→ Aim of the exercise: Report each line of the data that includes the word "materials".

### Dataset content

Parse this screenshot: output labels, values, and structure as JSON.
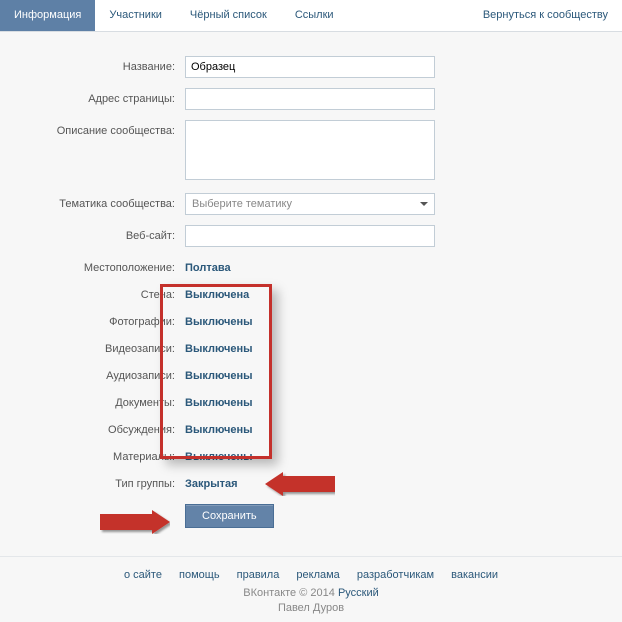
{
  "tabs": {
    "info": "Информация",
    "members": "Участники",
    "blacklist": "Чёрный список",
    "links": "Ссылки",
    "back": "Вернуться к сообществу"
  },
  "labels": {
    "name": "Название:",
    "address": "Адрес страницы:",
    "description": "Описание сообщества:",
    "theme": "Тематика сообщества:",
    "website": "Веб-сайт:",
    "location": "Местоположение:",
    "wall": "Стена:",
    "photos": "Фотографии:",
    "videos": "Видеозаписи:",
    "audios": "Аудиозаписи:",
    "docs": "Документы:",
    "discussions": "Обсуждения:",
    "materials": "Материалы:",
    "group_type": "Тип группы:"
  },
  "values": {
    "name": "Образец",
    "address": "",
    "description": "",
    "theme_placeholder": "Выберите тематику",
    "website": "",
    "location": "Полтава",
    "wall": "Выключена",
    "photos": "Выключены",
    "videos": "Выключены",
    "audios": "Выключены",
    "docs": "Выключены",
    "discussions": "Выключены",
    "materials": "Выключены",
    "group_type": "Закрытая"
  },
  "buttons": {
    "save": "Сохранить"
  },
  "footer": {
    "links": {
      "about": "о сайте",
      "help": "помощь",
      "rules": "правила",
      "ads": "реклама",
      "devs": "разработчикам",
      "jobs": "вакансии"
    },
    "brand": "ВКонтакте",
    "copyright": "© 2014",
    "language": "Русский",
    "author": "Павел Дуров"
  }
}
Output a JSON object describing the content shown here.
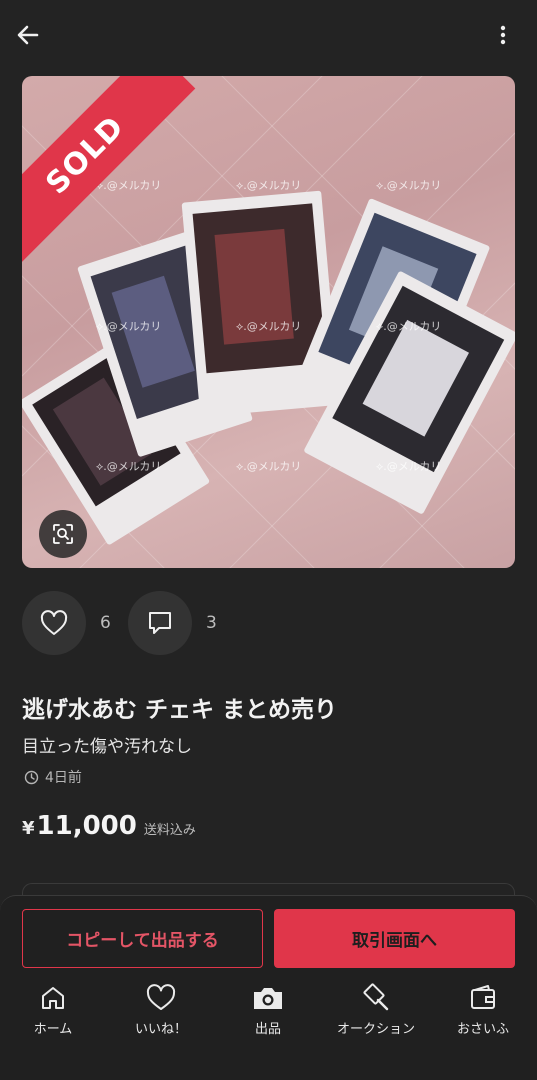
{
  "listing": {
    "sold_label": "SOLD",
    "watermark": "⟡.@メルカリ",
    "likes_count": "6",
    "comments_count": "3",
    "title": "逃げ水あむ チェキ まとめ売り",
    "condition": "目立った傷や汚れなし",
    "posted": "4日前",
    "price_currency": "¥",
    "price": "11,000",
    "shipping": "送料込み"
  },
  "actions": {
    "copy_label": "コピーして出品する",
    "trade_label": "取引画面へ"
  },
  "nav": {
    "items": [
      {
        "label": "ホーム",
        "icon": "home-icon"
      },
      {
        "label": "いいね！",
        "icon": "heart-icon"
      },
      {
        "label": "出品",
        "icon": "camera-icon"
      },
      {
        "label": "オークション",
        "icon": "gavel-icon"
      },
      {
        "label": "おさいふ",
        "icon": "wallet-icon"
      }
    ]
  },
  "colors": {
    "accent": "#e0364a",
    "background": "#232323"
  }
}
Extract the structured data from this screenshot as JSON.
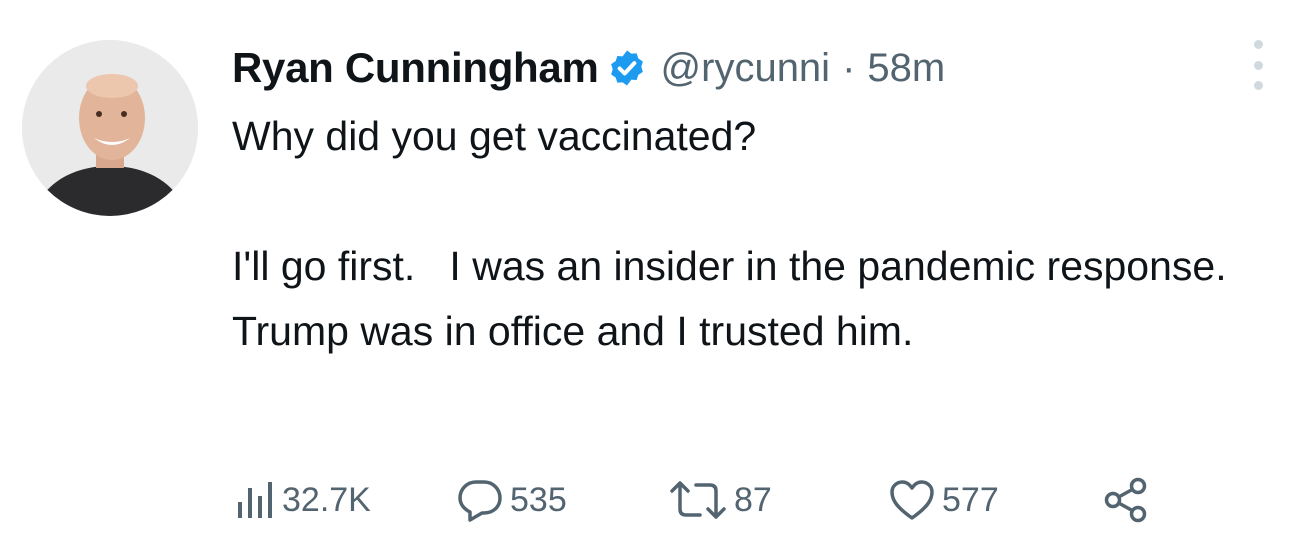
{
  "tweet": {
    "display_name": "Ryan Cunningham",
    "handle": "@rycunni",
    "separator": "·",
    "time": "58m",
    "paragraph_1": "Why did you get vaccinated?",
    "paragraph_2": "I'll go first.   I was an insider in the pandemic response.   Trump was in office and I trusted him.",
    "stats": {
      "views": "32.7K",
      "replies": "535",
      "retweets": "87",
      "likes": "577"
    }
  },
  "icons": {
    "verified": "verified-badge-icon",
    "more": "more-dots-icon",
    "views": "views-bar-chart-icon",
    "reply": "speech-bubble-icon",
    "retweet": "retweet-arrows-icon",
    "like": "heart-icon",
    "share": "share-icon"
  },
  "colors": {
    "text": "#0f1419",
    "secondary": "#536471",
    "verified": "#1d9bf0"
  }
}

######

→ In response:
    "materials": "Материалы:",
    "materials": "Выключены",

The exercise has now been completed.